GOAL - Give the listing again character for character, but drop the images.

··· DATA RECORDS ···

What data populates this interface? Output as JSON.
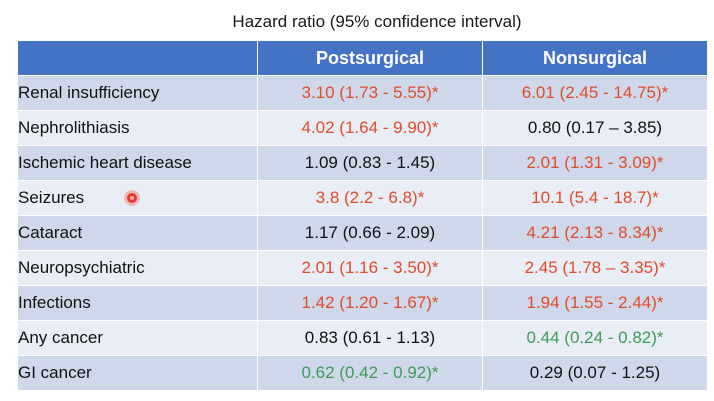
{
  "caption": "Hazard ratio (95% confidence interval)",
  "columns": [
    "",
    "Postsurgical",
    "Nonsurgical"
  ],
  "colors": {
    "significant_increase": "#e24b28",
    "not_significant": "#111111",
    "significant_decrease": "#3f9a59"
  },
  "rows": [
    {
      "label": "Renal insufficiency",
      "post": "3.10 (1.73 - 5.55)*",
      "post_color": "#e24b28",
      "non": "6.01 (2.45 - 14.75)*",
      "non_color": "#e24b28"
    },
    {
      "label": "Nephrolithiasis",
      "post": "4.02 (1.64 - 9.90)*",
      "post_color": "#e24b28",
      "non": "0.80 (0.17 – 3.85)",
      "non_color": "#111111"
    },
    {
      "label": "Ischemic heart disease",
      "post": "1.09 (0.83 - 1.45)",
      "post_color": "#111111",
      "non": "2.01 (1.31 - 3.09)*",
      "non_color": "#e24b28"
    },
    {
      "label": "Seizures",
      "post": "3.8 (2.2 - 6.8)*",
      "post_color": "#e24b28",
      "non": "10.1 (5.4 - 18.7)*",
      "non_color": "#e24b28"
    },
    {
      "label": "Cataract",
      "post": "1.17 (0.66 - 2.09)",
      "post_color": "#111111",
      "non": "4.21 (2.13 - 8.34)*",
      "non_color": "#e24b28"
    },
    {
      "label": "Neuropsychiatric",
      "post": "2.01 (1.16 - 3.50)*",
      "post_color": "#e24b28",
      "non": "2.45 (1.78 – 3.35)*",
      "non_color": "#e24b28"
    },
    {
      "label": "Infections",
      "post": "1.42 (1.20 - 1.67)*",
      "post_color": "#e24b28",
      "non": "1.94 (1.55 - 2.44)*",
      "non_color": "#e24b28"
    },
    {
      "label": "Any cancer",
      "post": "0.83 (0.61 - 1.13)",
      "post_color": "#111111",
      "non": "0.44 (0.24 - 0.82)*",
      "non_color": "#3f9a59"
    },
    {
      "label": "GI cancer",
      "post": "0.62 (0.42 - 0.92)*",
      "post_color": "#3f9a59",
      "non": "0.29 (0.07 - 1.25)",
      "non_color": "#111111"
    }
  ]
}
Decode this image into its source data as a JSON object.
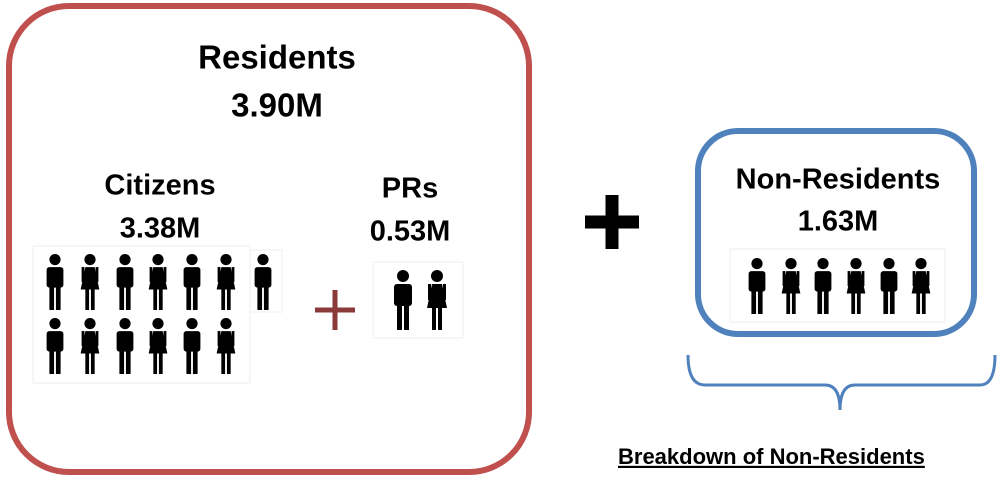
{
  "residents": {
    "label": "Residents",
    "value": "3.90M",
    "citizens": {
      "label": "Citizens",
      "value": "3.38M"
    },
    "prs": {
      "label": "PRs",
      "value": "0.53M"
    }
  },
  "non_residents": {
    "label": "Non-Residents",
    "value": "1.63M"
  },
  "breakdown": {
    "label": "Breakdown of Non-Residents"
  }
}
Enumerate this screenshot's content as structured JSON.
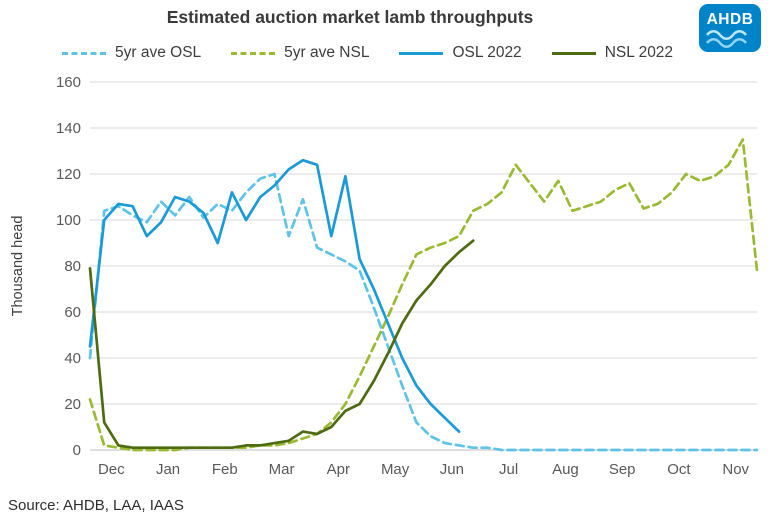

···

RESULT FOR THIS TASK -
What data populates this interface? Output as JSON.
{
  "caption": "Hazard ratio (95% confidence interval)",
  "columns": [
    "",
    "Postsurgical",
    "Nonsurgical"
  ],
  "colors": {
    "significant_increase": "#e24b28",
    "not_significant": "#111111",
    "significant_decrease": "#3f9a59"
  },
  "rows": [
    {
      "label": "Renal insufficiency",
      "post": "3.10 (1.73 - 5.55)*",
      "post_color": "#e24b28",
      "non": "6.01 (2.45 - 14.75)*",
      "non_color": "#e24b28"
    },
    {
      "label": "Nephrolithiasis",
      "post": "4.02 (1.64 - 9.90)*",
      "post_color": "#e24b28",
      "non": "0.80 (0.17 – 3.85)",
      "non_color": "#111111"
    },
    {
      "label": "Ischemic heart disease",
      "post": "1.09 (0.83 - 1.45)",
      "post_color": "#111111",
      "non": "2.01 (1.31 - 3.09)*",
      "non_color": "#e24b28"
    },
    {
      "label": "Seizures",
      "post": "3.8 (2.2 - 6.8)*",
      "post_color": "#e24b28",
      "non": "10.1 (5.4 - 18.7)*",
      "non_color": "#e24b28"
    },
    {
      "label": "Cataract",
      "post": "1.17 (0.66 - 2.09)",
      "post_color": "#111111",
      "non": "4.21 (2.13 - 8.34)*",
      "non_color": "#e24b28"
    },
    {
      "label": "Neuropsychiatric",
      "post": "2.01 (1.16 - 3.50)*",
      "post_color": "#e24b28",
      "non": "2.45 (1.78 – 3.35)*",
      "non_color": "#e24b28"
    },
    {
      "label": "Infections",
      "post": "1.42 (1.20 - 1.67)*",
      "post_color": "#e24b28",
      "non": "1.94 (1.55 - 2.44)*",
      "non_color": "#e24b28"
    },
    {
      "label": "Any cancer",
      "post": "0.83 (0.61 - 1.13)",
      "post_color": "#111111",
      "non": "0.44 (0.24 - 0.82)*",
      "non_color": "#3f9a59"
    },
    {
      "label": "GI cancer",
      "post": "0.62 (0.42 - 0.92)*",
      "post_color": "#3f9a59",
      "non": "0.29 (0.07 - 1.25)",
      "non_color": "#111111"
    }
  ]
}
Decode this image into its source data as a JSON object.
{
  "residents": {
    "label": "Residents",
    "value": "3.90M",
    "citizens": {
      "label": "Citizens",
      "value": "3.38M"
    },
    "prs": {
      "label": "PRs",
      "value": "0.53M"
    }
  },
  "non_residents": {
    "label": "Non-Residents",
    "value": "1.63M"
  },
  "breakdown": {
    "label": "Breakdown of Non-Residents"
  }
}
Enumerate this screenshot's content as structured JSON.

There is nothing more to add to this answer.